## Aim
Give the number of lines in the listing that hold the word "woman". Write nothing but that number.

## Excerpted records
-*-

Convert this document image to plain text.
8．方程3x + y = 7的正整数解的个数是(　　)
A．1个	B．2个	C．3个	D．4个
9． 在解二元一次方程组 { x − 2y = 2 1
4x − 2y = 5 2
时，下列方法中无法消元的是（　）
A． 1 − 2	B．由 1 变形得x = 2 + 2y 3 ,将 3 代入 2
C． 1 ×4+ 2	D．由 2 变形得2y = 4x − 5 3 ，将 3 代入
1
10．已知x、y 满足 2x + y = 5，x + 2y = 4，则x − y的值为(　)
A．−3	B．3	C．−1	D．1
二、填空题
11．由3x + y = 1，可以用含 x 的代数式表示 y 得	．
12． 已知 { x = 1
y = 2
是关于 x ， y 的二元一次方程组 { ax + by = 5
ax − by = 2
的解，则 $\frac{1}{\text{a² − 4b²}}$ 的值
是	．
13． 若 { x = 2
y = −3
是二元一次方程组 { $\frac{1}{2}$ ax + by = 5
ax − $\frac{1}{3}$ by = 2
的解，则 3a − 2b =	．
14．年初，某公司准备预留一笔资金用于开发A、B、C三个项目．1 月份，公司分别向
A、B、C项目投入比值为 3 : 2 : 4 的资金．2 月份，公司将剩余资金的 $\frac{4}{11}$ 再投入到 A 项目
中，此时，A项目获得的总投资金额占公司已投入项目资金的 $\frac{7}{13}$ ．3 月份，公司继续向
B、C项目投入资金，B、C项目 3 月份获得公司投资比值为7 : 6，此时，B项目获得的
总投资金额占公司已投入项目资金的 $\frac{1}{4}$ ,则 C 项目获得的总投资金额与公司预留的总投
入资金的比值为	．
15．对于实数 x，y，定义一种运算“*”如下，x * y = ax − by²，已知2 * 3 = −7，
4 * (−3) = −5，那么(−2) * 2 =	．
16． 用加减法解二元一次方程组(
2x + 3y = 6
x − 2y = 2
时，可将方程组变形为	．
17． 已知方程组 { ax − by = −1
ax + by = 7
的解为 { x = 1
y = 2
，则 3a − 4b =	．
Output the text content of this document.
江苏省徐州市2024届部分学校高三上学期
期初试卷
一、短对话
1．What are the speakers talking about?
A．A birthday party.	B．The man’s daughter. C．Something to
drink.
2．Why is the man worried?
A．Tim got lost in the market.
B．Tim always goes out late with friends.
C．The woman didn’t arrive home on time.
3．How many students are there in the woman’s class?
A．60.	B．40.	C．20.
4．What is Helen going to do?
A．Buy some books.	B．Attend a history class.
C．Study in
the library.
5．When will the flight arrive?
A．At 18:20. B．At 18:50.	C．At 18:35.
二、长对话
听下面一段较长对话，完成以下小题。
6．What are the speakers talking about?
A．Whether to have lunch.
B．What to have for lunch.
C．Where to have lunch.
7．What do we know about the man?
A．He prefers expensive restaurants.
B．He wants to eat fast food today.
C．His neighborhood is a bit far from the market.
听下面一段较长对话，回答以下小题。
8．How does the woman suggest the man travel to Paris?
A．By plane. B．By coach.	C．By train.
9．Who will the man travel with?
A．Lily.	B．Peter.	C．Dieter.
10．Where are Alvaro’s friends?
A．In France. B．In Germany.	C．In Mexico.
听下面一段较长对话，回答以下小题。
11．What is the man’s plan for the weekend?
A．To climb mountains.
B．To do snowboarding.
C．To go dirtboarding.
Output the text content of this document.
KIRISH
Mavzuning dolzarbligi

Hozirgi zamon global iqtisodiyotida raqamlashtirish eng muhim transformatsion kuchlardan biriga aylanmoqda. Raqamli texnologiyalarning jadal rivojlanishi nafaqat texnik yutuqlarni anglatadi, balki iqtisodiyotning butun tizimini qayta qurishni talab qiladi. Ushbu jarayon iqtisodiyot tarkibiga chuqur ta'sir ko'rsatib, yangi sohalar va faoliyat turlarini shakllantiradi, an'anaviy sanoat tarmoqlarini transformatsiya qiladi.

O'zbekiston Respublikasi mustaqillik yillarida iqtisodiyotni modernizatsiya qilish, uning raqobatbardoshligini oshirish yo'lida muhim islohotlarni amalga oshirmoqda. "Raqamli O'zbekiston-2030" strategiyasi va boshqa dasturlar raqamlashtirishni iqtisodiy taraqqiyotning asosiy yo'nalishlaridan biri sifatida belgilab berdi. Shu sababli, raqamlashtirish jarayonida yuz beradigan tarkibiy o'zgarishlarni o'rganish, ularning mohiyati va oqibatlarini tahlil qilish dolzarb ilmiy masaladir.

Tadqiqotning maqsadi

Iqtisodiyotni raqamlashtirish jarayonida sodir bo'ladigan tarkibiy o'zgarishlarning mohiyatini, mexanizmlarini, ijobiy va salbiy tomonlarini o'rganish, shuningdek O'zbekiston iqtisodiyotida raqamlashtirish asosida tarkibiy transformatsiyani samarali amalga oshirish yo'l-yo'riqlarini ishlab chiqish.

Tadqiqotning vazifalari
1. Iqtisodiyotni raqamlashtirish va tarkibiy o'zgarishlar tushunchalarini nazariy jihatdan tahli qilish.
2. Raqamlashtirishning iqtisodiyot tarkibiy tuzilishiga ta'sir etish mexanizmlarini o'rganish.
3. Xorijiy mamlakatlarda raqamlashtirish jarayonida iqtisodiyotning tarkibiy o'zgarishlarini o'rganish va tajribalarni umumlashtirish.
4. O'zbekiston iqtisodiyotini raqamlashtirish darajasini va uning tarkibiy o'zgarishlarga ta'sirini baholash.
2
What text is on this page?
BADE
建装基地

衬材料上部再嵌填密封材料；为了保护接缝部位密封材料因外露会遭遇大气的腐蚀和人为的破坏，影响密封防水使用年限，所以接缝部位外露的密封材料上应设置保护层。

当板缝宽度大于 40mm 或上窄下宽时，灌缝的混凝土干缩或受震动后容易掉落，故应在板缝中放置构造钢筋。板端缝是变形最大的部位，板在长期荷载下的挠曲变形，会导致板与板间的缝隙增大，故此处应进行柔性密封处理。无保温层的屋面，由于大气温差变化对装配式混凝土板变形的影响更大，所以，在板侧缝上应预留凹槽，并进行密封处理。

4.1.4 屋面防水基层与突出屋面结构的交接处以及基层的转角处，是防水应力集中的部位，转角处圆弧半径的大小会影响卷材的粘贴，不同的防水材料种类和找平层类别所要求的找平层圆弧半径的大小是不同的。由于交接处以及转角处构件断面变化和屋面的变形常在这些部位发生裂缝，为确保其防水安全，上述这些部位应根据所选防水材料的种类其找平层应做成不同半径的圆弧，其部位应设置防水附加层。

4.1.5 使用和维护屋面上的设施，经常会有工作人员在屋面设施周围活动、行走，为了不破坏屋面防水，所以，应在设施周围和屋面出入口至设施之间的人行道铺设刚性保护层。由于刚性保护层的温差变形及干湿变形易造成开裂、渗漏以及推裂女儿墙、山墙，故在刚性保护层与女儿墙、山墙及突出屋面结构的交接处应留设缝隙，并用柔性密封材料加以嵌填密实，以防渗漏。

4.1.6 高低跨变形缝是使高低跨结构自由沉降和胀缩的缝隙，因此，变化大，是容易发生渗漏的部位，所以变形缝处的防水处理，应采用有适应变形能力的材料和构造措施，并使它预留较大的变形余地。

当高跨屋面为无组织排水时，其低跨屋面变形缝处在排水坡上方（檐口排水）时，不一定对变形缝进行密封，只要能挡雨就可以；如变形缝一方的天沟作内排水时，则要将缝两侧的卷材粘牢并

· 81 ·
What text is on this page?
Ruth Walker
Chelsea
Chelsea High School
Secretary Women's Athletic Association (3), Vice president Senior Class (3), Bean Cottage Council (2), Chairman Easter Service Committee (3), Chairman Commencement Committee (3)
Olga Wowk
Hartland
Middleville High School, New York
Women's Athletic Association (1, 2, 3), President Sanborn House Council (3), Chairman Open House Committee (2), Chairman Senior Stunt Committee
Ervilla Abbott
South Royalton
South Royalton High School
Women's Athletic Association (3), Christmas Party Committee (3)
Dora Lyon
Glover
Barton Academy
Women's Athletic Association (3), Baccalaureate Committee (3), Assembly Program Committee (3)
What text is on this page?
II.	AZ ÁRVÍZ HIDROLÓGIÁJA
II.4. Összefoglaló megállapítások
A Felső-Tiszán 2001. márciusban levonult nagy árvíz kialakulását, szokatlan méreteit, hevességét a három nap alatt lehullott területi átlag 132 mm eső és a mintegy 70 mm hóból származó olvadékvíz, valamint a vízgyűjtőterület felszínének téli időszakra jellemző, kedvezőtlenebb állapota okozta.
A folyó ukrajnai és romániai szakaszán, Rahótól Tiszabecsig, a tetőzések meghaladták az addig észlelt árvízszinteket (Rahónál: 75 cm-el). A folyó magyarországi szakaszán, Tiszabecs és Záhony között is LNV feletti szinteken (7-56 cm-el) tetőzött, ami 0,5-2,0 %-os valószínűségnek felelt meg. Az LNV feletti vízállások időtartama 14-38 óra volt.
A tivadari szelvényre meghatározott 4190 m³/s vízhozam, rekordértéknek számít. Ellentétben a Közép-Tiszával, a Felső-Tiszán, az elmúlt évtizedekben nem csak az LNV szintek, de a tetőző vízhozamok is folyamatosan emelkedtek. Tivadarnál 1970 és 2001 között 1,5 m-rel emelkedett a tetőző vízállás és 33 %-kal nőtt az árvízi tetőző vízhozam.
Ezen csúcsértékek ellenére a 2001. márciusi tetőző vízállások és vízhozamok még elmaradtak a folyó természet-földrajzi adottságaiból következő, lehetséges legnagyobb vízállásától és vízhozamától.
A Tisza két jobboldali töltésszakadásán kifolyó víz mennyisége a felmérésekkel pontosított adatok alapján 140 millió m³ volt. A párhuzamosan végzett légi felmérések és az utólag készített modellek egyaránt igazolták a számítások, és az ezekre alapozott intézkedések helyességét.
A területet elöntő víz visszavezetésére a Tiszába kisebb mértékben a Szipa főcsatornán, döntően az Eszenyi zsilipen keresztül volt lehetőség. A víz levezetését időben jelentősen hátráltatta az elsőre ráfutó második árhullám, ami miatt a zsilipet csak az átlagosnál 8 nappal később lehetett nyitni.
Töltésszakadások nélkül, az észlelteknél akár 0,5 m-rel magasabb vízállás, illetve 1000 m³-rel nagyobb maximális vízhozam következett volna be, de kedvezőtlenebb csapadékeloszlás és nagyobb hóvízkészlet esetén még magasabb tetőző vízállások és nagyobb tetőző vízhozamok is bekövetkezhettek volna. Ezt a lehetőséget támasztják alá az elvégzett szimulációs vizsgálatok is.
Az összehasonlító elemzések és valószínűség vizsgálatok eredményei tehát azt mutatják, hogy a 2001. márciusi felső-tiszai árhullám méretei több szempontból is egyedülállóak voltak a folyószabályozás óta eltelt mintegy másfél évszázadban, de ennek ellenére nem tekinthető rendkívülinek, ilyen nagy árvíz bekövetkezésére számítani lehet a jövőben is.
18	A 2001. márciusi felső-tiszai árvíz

-*-

## Result of this exercise
3